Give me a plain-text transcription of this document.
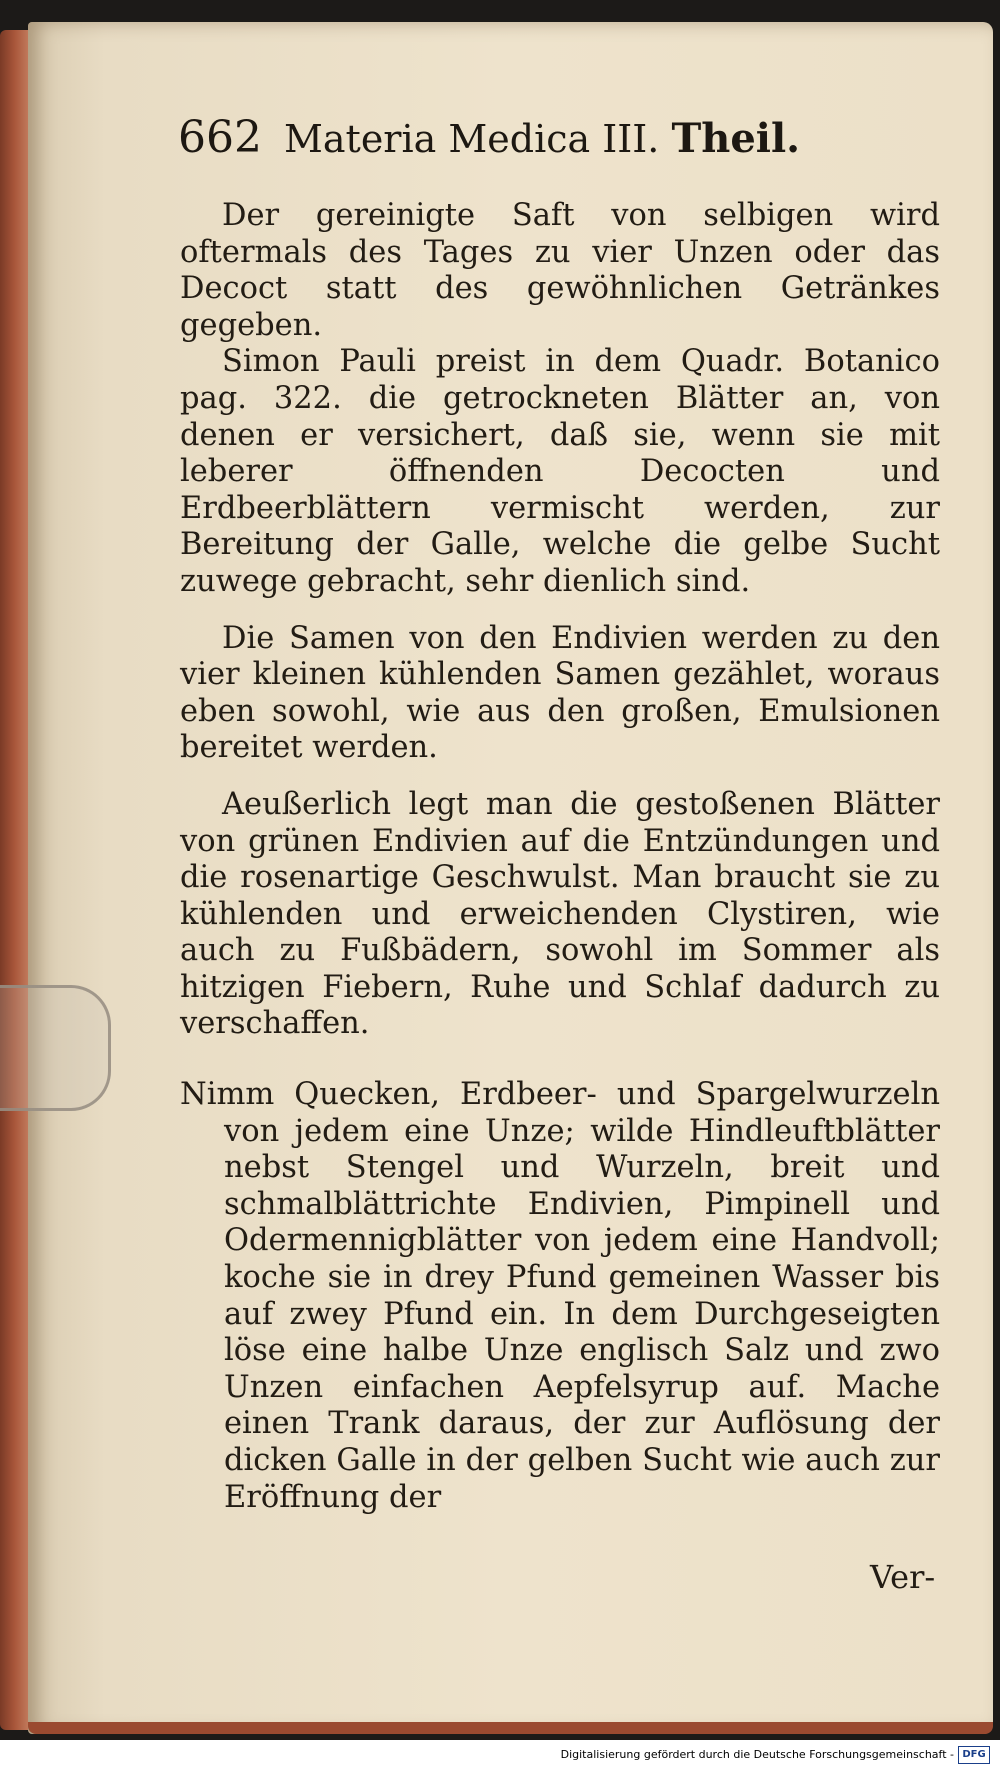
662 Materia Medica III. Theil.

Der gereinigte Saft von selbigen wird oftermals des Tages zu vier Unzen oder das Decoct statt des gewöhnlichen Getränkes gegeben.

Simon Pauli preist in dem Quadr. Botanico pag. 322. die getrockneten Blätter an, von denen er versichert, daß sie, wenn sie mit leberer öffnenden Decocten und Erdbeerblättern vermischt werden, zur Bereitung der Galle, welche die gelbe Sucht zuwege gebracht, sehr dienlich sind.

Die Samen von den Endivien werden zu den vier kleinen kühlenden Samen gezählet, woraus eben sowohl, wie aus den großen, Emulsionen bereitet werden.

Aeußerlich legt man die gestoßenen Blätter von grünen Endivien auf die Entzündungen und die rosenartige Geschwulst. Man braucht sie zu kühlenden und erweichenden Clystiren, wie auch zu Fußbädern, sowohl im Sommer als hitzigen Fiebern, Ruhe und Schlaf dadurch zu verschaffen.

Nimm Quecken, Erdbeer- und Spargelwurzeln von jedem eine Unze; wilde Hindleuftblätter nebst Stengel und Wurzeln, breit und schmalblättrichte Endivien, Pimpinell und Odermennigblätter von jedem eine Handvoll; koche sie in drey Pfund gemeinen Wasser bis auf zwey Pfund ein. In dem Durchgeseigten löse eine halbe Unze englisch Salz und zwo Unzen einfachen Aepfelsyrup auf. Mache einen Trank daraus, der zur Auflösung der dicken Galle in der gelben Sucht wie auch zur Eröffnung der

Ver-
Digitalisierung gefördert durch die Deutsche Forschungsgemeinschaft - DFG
========================================================================
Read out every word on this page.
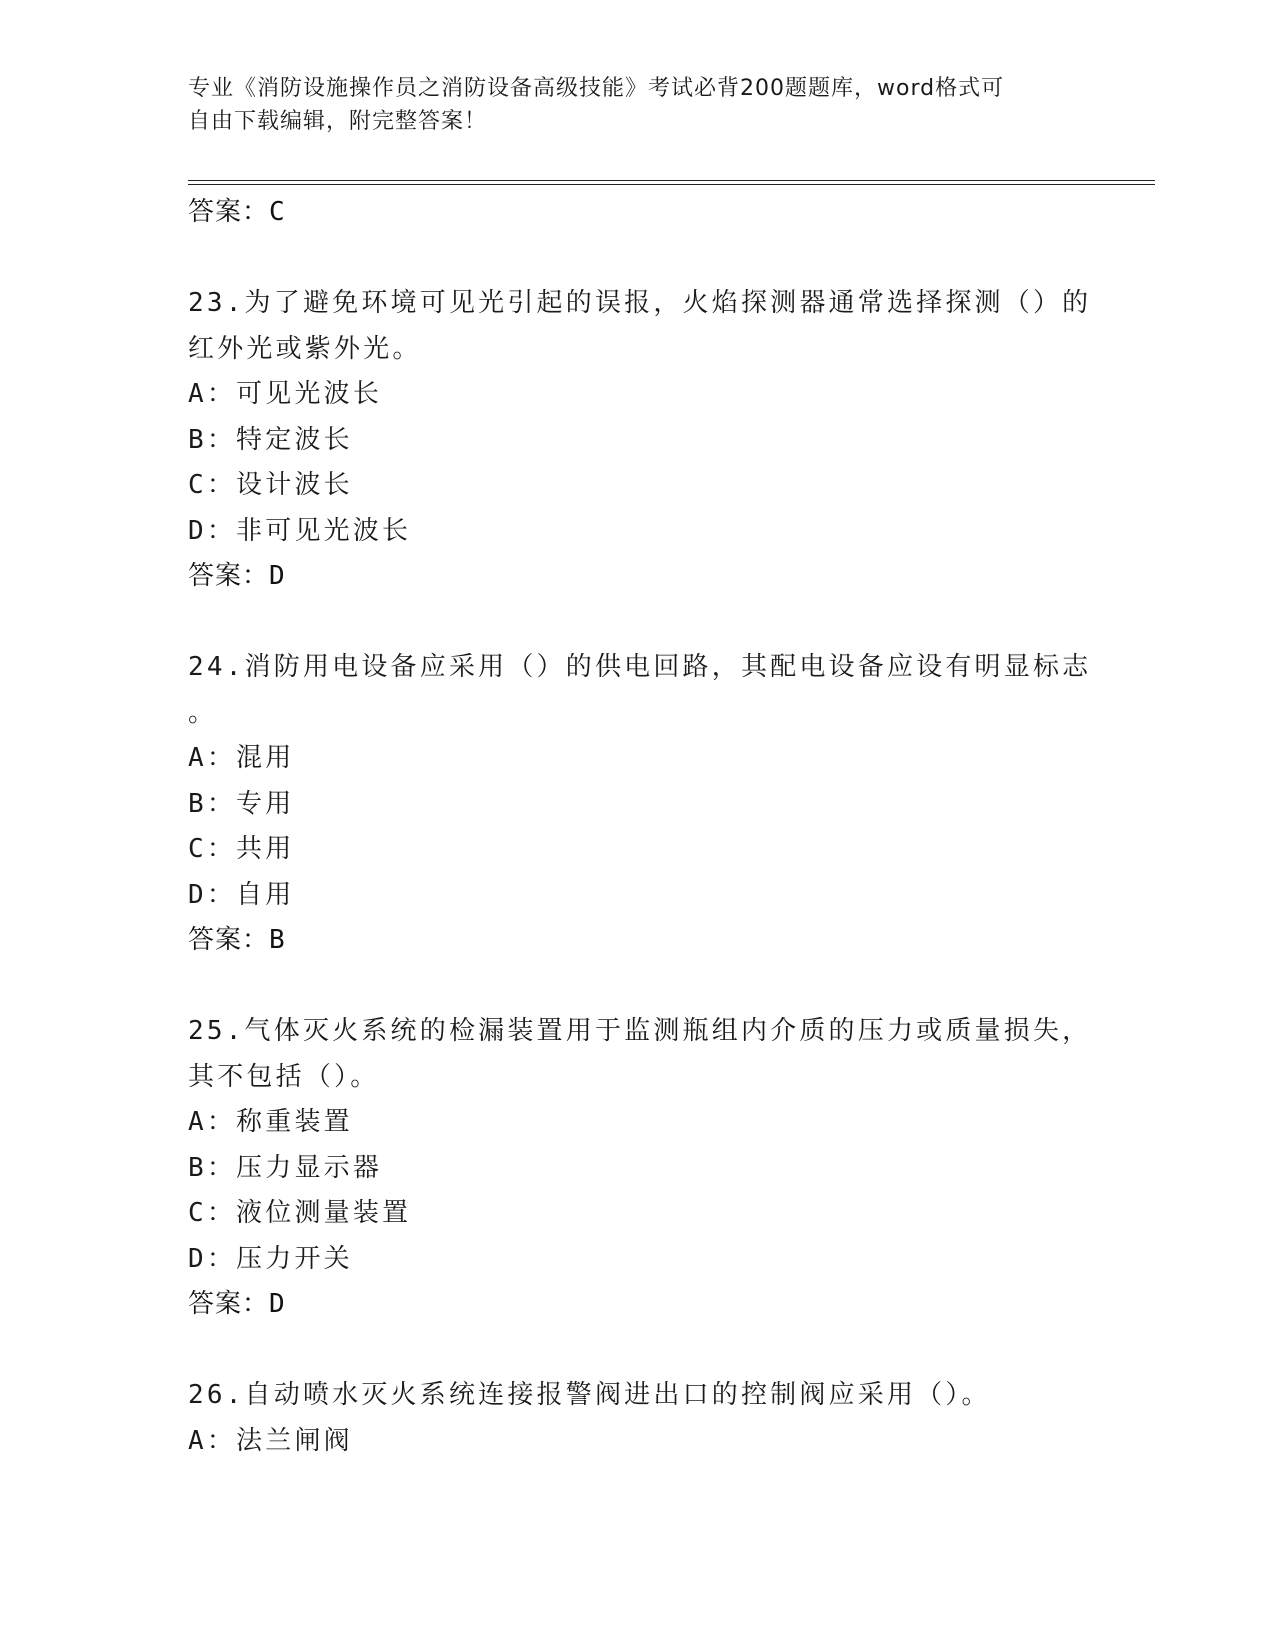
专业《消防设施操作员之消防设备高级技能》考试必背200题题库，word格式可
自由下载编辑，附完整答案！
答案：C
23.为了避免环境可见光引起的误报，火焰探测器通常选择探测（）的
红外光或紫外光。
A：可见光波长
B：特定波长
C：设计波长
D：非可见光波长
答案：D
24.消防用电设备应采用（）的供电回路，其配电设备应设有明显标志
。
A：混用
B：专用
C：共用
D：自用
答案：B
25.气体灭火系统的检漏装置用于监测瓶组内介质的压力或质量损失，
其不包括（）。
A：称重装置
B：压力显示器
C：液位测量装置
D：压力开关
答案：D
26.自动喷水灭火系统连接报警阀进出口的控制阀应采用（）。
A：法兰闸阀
========================================================================
- TASK INSTRUCTIONS
Copy out each line of the material that holds the word "Sucht".

- WRITTEN ANSWER
Simon Pauli preist in dem Quadr. Botanico pag. 322. die getrockneten Blätter an, von denen er versichert, daß sie, wenn sie mit leberer öffnenden Decocten und Erdbeerblättern vermischt werden, zur Bereitung der Galle, welche die gelbe Sucht zuwege gebracht, sehr dienlich sind.
Nimm Quecken, Erdbeer- und Spargelwurzeln von jedem eine Unze; wilde Hindleuftblätter nebst Stengel und Wurzeln, breit und schmalblättrichte Endivien, Pimpinell und Odermennigblätter von jedem eine Handvoll; koche sie in drey Pfund gemeinen Wasser bis auf zwey Pfund ein. In dem Durchgeseigten löse eine halbe Unze englisch Salz und zwo Unzen einfachen Aepfelsyrup auf. Mache einen Trank daraus, der zur Auflösung der dicken Galle in der gelben Sucht wie auch zur Eröffnung der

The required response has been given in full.